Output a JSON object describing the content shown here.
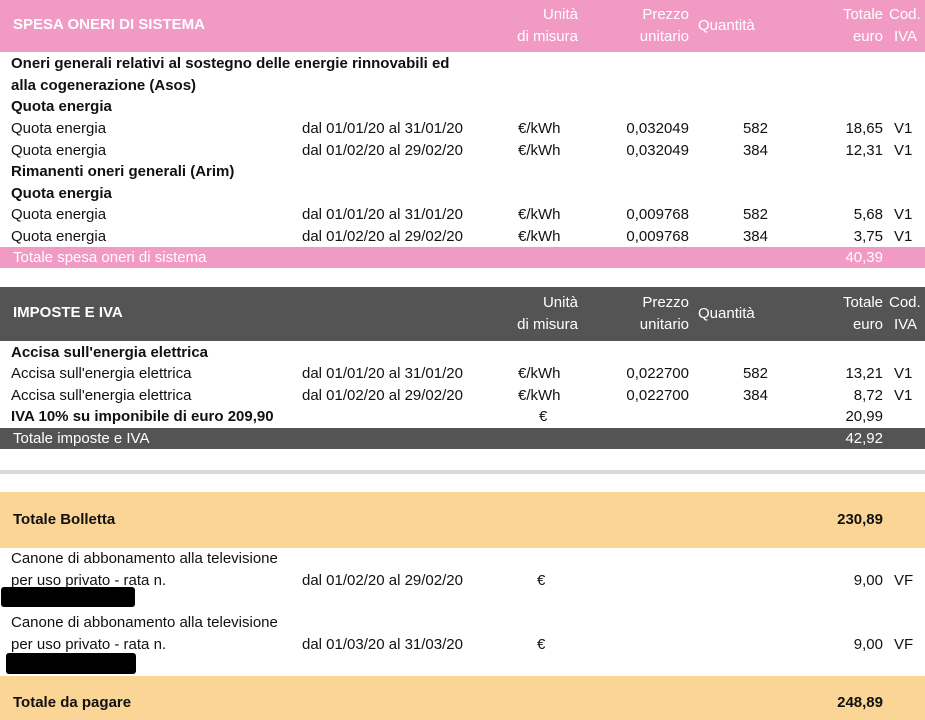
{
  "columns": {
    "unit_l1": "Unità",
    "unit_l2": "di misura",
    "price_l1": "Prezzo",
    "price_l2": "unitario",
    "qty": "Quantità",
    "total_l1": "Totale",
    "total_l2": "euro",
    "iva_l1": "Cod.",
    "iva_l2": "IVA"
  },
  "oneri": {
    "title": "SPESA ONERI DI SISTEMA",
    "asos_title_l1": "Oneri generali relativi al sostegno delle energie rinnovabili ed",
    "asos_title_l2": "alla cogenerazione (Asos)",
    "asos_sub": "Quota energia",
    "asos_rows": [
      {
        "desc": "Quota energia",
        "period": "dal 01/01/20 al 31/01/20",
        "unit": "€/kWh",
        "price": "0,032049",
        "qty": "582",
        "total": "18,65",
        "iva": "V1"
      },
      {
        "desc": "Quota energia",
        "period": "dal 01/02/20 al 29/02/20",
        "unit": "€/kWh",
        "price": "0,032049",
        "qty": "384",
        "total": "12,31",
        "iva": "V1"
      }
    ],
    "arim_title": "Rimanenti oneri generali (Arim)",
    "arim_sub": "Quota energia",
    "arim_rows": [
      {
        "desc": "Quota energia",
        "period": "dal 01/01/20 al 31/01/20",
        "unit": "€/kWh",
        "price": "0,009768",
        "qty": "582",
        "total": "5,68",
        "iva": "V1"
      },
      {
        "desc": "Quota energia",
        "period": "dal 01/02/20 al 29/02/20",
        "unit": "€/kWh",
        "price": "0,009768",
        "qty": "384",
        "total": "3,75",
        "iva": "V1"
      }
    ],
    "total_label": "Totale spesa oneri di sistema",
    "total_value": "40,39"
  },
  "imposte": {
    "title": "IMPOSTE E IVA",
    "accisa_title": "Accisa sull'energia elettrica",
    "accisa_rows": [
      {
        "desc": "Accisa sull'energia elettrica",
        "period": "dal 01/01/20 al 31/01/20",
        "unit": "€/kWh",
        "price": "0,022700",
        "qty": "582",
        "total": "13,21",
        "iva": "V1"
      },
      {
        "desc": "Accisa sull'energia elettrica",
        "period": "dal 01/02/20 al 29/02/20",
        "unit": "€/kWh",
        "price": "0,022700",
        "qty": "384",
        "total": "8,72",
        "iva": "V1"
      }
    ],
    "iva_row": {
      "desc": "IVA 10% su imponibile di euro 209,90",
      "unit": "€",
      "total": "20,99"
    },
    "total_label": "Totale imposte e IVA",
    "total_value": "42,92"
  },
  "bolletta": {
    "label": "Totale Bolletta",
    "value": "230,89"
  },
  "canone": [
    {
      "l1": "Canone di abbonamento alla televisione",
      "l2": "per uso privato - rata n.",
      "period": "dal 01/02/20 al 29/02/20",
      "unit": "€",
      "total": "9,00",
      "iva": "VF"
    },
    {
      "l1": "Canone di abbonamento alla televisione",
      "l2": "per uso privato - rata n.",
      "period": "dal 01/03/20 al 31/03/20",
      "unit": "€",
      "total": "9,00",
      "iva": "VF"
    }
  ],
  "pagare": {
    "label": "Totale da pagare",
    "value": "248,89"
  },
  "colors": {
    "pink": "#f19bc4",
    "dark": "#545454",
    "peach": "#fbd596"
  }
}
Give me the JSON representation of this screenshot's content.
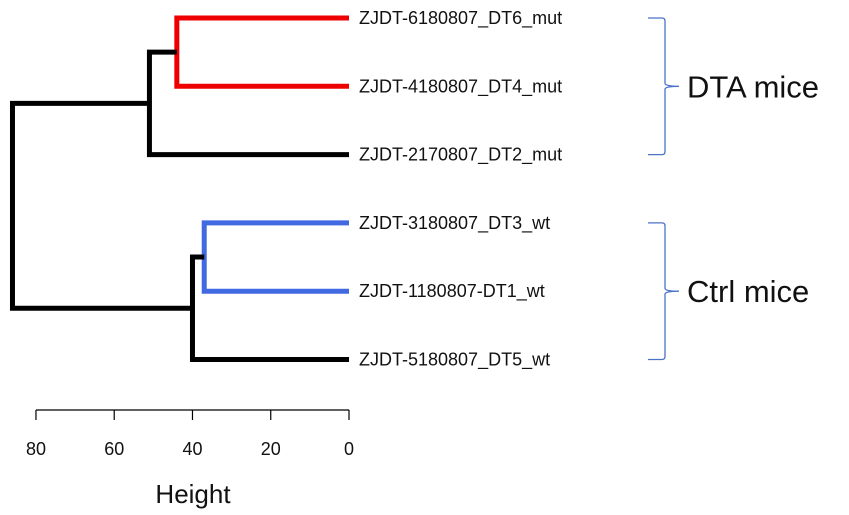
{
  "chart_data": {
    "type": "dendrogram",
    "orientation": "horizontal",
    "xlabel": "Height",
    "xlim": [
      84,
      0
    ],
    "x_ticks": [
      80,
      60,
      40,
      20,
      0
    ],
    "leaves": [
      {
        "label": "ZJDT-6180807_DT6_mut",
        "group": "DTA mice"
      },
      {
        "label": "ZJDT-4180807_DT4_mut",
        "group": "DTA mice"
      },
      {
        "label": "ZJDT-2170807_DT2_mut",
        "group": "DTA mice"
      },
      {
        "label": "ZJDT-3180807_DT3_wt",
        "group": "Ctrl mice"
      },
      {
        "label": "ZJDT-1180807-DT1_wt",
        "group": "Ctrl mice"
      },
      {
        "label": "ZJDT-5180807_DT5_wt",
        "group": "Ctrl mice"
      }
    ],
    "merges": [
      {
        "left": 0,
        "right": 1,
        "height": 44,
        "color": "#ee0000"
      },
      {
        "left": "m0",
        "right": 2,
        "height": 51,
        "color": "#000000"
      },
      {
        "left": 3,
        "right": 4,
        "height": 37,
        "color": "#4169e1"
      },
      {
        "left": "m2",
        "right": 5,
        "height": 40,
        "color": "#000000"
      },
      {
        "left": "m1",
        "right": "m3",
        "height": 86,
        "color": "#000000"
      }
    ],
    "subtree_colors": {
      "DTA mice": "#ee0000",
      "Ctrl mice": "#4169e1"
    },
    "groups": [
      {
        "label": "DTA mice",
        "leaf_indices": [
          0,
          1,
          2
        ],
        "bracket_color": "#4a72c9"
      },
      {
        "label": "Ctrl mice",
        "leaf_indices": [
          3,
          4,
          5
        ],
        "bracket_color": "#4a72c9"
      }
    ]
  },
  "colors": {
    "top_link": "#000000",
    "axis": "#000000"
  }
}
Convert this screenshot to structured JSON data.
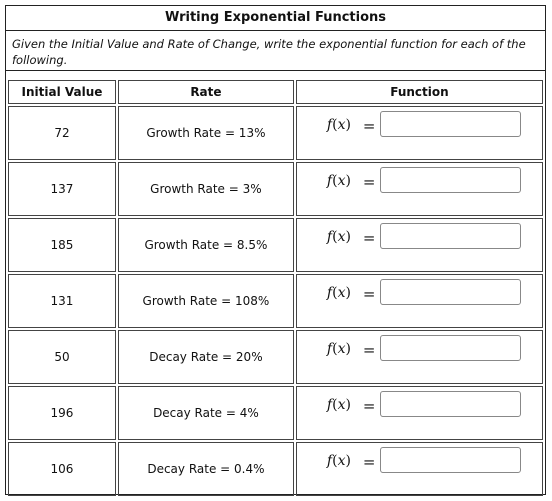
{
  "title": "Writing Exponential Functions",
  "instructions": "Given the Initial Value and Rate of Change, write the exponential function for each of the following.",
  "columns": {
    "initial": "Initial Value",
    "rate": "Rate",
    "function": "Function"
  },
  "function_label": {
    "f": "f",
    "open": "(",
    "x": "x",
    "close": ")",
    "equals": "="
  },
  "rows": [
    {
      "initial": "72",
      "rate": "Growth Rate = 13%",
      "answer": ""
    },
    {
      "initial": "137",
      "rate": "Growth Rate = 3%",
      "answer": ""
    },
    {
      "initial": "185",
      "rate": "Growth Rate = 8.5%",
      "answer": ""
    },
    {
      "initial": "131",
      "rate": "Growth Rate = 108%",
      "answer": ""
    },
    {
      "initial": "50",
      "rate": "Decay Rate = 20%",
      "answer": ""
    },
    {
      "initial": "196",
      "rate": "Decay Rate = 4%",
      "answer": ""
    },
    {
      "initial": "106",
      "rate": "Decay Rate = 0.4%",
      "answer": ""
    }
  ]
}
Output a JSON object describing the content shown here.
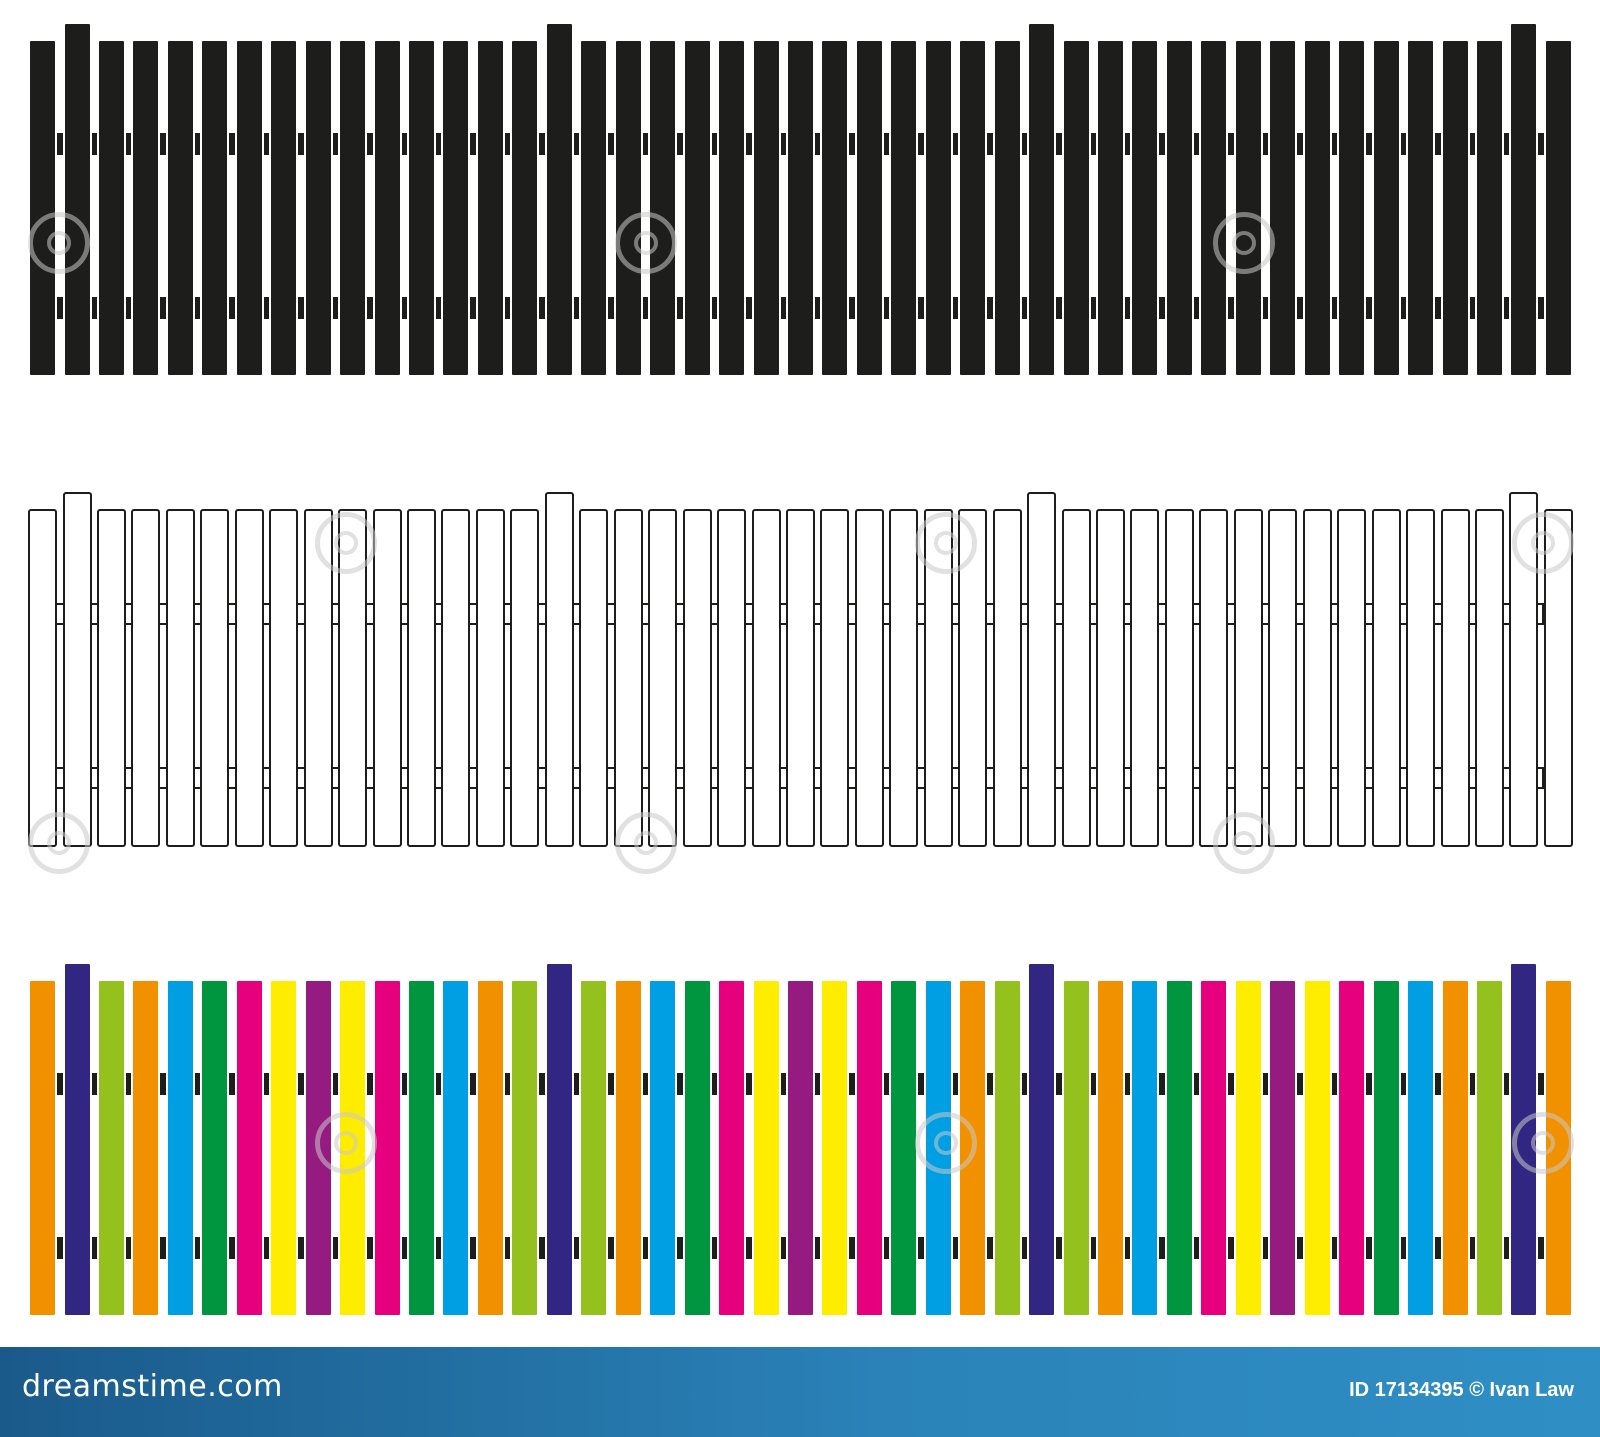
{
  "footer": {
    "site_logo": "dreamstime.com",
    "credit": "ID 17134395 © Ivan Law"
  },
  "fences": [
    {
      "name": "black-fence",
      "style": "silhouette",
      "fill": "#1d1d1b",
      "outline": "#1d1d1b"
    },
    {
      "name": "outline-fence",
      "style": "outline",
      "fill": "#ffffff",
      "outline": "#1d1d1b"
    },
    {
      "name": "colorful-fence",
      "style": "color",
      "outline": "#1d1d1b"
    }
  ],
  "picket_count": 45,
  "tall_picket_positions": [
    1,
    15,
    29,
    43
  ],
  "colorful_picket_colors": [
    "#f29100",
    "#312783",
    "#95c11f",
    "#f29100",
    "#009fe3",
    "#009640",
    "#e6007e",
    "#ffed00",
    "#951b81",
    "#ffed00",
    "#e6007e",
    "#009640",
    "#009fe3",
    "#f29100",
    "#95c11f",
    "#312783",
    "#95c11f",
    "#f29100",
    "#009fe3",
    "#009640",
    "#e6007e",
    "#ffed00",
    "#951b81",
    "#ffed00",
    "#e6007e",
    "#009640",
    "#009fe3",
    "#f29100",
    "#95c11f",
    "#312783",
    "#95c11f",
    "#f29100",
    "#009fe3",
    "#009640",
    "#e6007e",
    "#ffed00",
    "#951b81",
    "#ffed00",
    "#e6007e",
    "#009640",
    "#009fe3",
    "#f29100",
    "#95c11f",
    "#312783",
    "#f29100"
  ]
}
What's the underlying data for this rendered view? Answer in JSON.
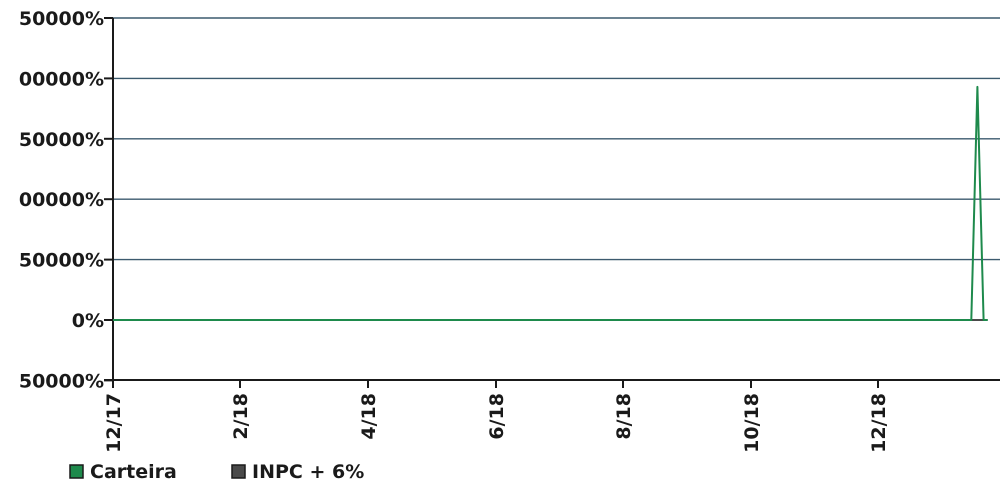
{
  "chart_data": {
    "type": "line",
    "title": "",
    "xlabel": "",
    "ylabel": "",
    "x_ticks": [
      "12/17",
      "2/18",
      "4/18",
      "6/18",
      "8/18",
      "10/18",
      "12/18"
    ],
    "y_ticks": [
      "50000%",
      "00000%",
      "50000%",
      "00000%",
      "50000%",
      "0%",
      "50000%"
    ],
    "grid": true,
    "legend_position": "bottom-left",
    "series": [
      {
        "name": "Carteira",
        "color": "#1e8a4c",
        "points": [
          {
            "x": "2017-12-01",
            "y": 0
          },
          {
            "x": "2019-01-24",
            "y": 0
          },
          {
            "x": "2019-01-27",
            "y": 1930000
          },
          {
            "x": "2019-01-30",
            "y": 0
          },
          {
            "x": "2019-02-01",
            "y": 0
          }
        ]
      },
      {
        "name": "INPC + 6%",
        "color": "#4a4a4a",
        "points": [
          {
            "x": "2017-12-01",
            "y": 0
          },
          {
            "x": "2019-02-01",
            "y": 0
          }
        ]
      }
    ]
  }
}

# # # # #

Only the lines from the one that holds "What's the underlying" through the end of the records above should be printed again, exactly as they are. Leave out the pictures.

What's the underlying data for this rendered view? Answer in JSON.
{
  "chart_data": {
    "type": "line",
    "title": "",
    "xlabel": "",
    "ylabel": "",
    "x_ticks": [
      "12/17",
      "2/18",
      "4/18",
      "6/18",
      "8/18",
      "10/18",
      "12/18"
    ],
    "y_ticks": [
      "50000%",
      "00000%",
      "50000%",
      "00000%",
      "50000%",
      "0%",
      "50000%"
    ],
    "grid": true,
    "legend_position": "bottom-left",
    "series": [
      {
        "name": "Carteira",
        "color": "#1e8a4c",
        "points": [
          {
            "x": "2017-12-01",
            "y": 0
          },
          {
            "x": "2019-01-24",
            "y": 0
          },
          {
            "x": "2019-01-27",
            "y": 1930000
          },
          {
            "x": "2019-01-30",
            "y": 0
          },
          {
            "x": "2019-02-01",
            "y": 0
          }
        ]
      },
      {
        "name": "INPC + 6%",
        "color": "#4a4a4a",
        "points": [
          {
            "x": "2017-12-01",
            "y": 0
          },
          {
            "x": "2019-02-01",
            "y": 0
          }
        ]
      }
    ]
  }
}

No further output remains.